- _What the task requires_
Where a line holds the word "document", copy that line.

################

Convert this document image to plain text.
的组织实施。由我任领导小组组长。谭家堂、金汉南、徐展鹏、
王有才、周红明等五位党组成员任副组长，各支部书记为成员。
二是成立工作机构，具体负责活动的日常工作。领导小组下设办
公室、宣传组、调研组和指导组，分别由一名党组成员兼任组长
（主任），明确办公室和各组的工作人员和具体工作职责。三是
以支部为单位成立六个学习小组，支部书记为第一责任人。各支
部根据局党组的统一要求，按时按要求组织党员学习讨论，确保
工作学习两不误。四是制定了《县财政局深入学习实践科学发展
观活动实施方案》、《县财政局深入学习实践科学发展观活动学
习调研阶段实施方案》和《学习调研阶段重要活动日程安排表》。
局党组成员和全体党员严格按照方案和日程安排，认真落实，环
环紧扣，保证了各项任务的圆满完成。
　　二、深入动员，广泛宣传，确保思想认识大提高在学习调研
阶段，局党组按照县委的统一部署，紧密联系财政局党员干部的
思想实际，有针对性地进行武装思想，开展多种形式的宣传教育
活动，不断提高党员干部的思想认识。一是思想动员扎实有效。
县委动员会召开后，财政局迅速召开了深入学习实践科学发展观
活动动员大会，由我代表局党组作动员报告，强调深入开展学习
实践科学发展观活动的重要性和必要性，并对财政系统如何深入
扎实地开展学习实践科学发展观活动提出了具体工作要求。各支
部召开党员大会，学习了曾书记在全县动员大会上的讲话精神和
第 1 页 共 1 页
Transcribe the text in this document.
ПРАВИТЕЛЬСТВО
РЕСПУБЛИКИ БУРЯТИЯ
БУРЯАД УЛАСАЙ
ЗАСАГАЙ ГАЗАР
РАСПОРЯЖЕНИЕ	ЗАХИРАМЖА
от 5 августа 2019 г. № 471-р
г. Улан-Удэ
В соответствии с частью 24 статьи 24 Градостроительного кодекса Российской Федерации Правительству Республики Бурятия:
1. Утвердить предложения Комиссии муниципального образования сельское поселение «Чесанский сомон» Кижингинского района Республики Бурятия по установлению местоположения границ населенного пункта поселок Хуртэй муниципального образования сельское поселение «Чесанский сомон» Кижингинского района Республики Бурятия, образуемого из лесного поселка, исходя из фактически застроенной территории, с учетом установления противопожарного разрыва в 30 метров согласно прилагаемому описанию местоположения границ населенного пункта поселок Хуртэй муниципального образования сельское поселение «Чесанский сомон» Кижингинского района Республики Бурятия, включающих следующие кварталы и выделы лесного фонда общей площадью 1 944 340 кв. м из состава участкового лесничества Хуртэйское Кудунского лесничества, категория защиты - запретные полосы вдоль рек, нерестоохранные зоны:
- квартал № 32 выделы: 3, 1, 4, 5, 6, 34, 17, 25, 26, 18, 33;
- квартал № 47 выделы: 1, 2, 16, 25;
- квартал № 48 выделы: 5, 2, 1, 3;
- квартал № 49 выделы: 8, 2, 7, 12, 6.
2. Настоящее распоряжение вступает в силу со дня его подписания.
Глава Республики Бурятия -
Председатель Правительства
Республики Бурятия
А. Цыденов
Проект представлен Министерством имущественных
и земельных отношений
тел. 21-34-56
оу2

################

- _Task output_
Convert this document image to plain text.
Transcribe the text in this document.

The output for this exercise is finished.